[Dataset items]
------------------------

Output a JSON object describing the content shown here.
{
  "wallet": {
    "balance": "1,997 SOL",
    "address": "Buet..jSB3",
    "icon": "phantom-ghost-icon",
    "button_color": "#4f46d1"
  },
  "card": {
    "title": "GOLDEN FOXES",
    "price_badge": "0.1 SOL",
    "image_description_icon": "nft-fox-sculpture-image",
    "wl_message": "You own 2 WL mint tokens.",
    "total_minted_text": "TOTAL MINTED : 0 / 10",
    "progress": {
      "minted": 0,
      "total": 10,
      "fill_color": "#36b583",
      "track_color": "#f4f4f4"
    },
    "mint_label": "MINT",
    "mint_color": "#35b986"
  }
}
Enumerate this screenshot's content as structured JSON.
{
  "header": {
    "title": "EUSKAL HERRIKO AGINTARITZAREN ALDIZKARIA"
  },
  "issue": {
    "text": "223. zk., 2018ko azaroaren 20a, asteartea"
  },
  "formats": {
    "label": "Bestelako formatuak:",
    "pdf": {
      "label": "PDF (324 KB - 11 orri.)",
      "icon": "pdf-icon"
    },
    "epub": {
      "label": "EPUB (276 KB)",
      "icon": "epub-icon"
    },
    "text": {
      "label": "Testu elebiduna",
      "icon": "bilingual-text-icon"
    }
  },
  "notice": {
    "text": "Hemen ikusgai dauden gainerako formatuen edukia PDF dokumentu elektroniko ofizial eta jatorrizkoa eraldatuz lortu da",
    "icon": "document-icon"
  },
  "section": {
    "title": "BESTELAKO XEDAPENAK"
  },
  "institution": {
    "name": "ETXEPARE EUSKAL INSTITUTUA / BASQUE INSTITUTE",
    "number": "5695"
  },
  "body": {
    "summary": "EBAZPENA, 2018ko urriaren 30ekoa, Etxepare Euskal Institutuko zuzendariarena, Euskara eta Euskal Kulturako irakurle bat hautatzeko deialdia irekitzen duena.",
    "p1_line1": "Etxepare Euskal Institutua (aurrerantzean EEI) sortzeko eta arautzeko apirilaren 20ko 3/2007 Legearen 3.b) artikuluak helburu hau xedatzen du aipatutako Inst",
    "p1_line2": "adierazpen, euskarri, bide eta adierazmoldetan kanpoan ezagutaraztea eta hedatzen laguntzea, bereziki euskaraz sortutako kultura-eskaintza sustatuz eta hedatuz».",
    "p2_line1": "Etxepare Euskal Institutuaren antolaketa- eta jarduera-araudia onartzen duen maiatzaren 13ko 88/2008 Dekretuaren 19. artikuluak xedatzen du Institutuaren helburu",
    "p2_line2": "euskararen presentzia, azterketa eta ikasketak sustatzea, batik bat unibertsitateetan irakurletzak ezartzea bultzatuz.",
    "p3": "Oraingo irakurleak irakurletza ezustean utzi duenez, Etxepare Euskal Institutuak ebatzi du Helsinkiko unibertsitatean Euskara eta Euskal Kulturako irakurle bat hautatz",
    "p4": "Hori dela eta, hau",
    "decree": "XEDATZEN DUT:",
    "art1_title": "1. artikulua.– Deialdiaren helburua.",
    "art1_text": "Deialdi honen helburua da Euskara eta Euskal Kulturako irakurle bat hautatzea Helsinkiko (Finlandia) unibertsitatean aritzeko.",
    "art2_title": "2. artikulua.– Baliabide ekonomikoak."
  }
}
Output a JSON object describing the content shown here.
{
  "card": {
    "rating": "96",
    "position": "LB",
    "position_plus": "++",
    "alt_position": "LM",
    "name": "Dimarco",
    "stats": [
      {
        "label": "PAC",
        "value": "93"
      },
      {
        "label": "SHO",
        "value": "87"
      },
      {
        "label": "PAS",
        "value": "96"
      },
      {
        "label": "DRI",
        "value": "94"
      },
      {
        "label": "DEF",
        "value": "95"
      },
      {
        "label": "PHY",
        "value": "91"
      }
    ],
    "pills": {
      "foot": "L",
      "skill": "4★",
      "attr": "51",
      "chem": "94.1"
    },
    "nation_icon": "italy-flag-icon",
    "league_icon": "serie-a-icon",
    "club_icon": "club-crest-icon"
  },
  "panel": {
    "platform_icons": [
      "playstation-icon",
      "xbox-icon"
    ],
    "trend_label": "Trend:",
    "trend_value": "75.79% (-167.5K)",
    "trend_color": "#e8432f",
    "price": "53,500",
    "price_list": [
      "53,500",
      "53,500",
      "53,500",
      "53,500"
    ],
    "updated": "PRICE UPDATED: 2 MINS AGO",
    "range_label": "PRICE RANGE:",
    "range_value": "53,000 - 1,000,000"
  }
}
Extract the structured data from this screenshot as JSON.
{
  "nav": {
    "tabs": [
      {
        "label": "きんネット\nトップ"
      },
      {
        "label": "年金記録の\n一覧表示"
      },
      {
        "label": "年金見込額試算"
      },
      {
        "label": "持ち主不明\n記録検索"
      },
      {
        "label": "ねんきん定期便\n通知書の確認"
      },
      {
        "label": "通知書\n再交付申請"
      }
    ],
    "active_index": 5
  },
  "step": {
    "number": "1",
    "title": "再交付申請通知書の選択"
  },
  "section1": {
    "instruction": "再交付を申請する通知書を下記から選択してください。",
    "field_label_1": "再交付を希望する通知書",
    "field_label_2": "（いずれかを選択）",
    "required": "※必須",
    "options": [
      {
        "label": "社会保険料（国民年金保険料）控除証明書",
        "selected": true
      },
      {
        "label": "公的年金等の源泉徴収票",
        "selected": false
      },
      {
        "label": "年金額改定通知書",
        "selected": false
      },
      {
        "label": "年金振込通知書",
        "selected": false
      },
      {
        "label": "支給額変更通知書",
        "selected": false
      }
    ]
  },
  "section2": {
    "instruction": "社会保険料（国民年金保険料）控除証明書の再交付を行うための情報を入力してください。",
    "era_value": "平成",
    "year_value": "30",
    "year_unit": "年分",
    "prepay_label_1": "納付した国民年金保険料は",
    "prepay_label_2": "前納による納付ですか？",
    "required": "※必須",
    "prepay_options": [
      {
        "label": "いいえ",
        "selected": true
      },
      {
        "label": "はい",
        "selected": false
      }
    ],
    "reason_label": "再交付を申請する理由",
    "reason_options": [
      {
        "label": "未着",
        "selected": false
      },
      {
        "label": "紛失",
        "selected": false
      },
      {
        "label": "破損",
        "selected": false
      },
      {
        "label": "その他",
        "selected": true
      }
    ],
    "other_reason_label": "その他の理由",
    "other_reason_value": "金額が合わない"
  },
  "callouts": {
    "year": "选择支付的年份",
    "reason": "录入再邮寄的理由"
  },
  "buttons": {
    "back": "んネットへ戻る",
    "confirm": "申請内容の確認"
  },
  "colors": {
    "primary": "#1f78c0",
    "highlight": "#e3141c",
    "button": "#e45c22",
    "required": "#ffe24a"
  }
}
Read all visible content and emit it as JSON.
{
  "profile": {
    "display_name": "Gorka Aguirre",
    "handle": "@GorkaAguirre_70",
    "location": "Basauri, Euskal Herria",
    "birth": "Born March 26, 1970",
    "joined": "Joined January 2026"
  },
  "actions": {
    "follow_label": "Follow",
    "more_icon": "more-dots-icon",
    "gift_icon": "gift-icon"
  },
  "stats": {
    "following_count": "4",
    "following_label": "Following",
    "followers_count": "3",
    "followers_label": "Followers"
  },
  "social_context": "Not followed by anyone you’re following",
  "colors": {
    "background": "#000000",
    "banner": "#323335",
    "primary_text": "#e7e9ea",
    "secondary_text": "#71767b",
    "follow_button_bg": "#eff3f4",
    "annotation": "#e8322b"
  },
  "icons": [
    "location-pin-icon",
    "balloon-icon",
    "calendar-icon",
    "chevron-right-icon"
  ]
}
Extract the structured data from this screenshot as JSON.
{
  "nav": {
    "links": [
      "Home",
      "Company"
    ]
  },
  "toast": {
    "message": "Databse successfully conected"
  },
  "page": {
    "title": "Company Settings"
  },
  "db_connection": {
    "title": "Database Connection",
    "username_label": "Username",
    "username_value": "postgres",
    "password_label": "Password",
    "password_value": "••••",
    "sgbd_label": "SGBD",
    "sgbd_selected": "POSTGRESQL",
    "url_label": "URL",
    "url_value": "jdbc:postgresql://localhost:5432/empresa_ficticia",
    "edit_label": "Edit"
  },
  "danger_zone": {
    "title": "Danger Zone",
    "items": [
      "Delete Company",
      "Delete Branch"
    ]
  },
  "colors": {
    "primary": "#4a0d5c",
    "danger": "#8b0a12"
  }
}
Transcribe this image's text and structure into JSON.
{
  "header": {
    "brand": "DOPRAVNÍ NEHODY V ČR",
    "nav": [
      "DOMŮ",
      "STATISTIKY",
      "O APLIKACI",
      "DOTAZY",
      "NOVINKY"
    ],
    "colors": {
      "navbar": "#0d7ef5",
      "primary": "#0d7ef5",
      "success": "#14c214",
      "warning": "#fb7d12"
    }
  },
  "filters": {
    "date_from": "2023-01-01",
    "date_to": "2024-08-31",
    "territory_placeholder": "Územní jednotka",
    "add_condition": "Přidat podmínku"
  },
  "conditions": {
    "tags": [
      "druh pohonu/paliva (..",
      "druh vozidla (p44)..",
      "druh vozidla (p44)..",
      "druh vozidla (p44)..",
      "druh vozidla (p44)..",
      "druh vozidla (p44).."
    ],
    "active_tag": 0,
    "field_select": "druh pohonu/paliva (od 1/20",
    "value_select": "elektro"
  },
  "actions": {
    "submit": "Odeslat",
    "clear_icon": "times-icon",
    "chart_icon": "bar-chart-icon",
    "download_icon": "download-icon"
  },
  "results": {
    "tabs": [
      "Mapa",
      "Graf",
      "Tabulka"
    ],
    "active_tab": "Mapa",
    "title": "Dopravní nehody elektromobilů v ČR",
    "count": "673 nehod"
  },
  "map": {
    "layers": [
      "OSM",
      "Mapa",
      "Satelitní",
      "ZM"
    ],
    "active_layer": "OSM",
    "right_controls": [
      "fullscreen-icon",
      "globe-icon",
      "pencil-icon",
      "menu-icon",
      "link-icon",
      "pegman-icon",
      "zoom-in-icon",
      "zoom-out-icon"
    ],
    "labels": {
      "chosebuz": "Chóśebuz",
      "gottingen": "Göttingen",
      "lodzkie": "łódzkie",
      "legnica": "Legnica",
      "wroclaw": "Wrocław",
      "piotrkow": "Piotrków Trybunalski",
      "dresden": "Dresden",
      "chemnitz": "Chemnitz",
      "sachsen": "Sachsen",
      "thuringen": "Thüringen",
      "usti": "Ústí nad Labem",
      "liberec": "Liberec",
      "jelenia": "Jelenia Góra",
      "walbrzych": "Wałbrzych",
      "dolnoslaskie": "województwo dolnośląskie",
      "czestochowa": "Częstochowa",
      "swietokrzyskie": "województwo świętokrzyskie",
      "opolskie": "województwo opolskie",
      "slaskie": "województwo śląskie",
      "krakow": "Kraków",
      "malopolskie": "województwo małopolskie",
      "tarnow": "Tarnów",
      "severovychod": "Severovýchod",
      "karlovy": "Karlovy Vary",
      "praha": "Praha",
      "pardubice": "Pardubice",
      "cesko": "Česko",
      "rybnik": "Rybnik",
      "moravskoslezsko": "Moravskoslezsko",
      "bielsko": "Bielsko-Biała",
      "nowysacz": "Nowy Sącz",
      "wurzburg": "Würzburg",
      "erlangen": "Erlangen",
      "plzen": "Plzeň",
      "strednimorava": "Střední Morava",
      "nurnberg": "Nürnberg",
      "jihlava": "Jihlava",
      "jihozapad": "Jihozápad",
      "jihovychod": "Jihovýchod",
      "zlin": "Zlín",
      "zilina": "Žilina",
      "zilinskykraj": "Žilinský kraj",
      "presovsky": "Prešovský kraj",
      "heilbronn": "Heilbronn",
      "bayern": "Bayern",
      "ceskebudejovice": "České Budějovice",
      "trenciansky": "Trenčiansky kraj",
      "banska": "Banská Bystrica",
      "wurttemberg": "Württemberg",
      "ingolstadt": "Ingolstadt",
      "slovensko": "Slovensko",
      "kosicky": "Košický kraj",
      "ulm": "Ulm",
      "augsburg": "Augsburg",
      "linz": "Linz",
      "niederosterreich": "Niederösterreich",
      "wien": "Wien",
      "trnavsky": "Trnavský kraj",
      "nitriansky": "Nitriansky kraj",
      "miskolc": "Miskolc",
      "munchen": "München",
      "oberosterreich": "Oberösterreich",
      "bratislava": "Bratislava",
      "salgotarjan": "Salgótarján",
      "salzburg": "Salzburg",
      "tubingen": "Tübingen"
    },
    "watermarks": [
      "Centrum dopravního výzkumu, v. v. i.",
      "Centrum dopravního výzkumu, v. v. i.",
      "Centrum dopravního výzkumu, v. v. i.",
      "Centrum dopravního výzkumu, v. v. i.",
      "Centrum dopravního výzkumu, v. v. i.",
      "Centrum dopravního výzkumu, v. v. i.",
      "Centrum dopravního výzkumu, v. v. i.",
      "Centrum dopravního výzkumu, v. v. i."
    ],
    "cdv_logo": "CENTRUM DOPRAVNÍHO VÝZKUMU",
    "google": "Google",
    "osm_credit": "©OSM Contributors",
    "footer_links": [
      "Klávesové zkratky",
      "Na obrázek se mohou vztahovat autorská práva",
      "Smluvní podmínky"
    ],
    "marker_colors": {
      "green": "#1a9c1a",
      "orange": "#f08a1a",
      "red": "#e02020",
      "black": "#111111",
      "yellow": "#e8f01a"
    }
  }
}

------------------------

→ **WHAT IS EXPECTED**
Go through the lines above. Select every one that has the string "kraj".

→ **RESULT OF THIS TASK**
      "zilinskykraj": "Žilinský kraj",
      "presovsky": "Prešovský kraj",
      "trenciansky": "Trenčiansky kraj",
      "kosicky": "Košický kraj",
      "trnavsky": "Trnavský kraj",
      "nitriansky": "Nitriansky kraj",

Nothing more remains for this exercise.